-- WRITTEN REQUEST --
Among the entries, which lines carry the string "ismidir"? Copy each of them.

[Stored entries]
--- start ---
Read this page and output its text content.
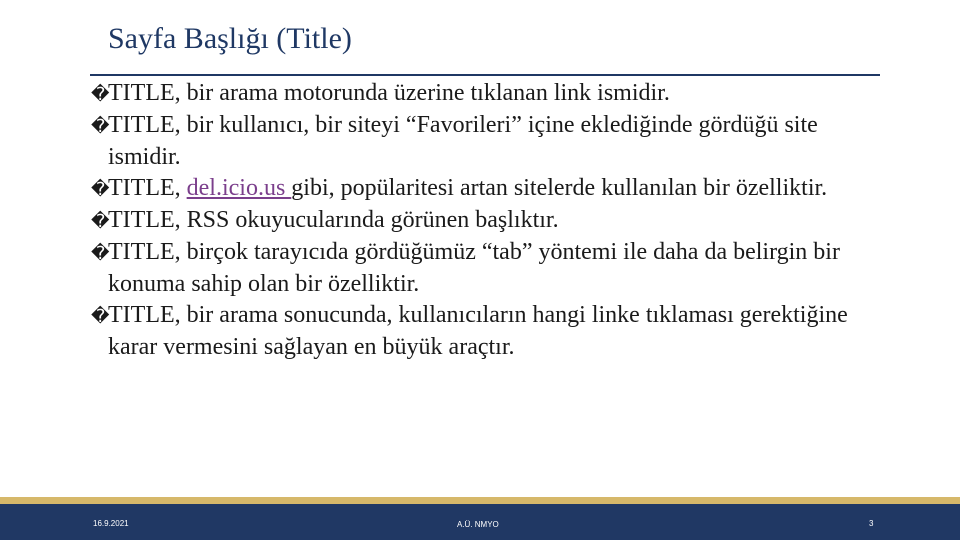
Sayfa Başlığı (Title)

�TITLE, bir arama motorunda üzerine tıklanan link ismidir.

�TITLE, bir kullanıcı, bir siteyi “Favorileri” içine eklediğinde gördüğü site ismidir.

�TITLE, del.icio.us gibi, popülaritesi artan sitelerde kullanılan bir özelliktir.

�TITLE, RSS okuyucularında görünen başlıktır.

�TITLE, birçok tarayıcıda gördüğümüz “tab” yöntemi ile daha da belirgin bir konuma sahip olan bir özelliktir.

�TITLE, bir arama sonucunda, kullanıcıların hangi linke tıklaması gerektiğine karar vermesini sağlayan en büyük araçtır.

16.9.2021	A.Ü. NMYO	3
--- end ---
-- SOLUTION --
�TITLE, bir arama motorunda üzerine tıklanan link ismidir.
�TITLE, bir kullanıcı, bir siteyi “Favorileri” içine eklediğinde gördüğü site ismidir.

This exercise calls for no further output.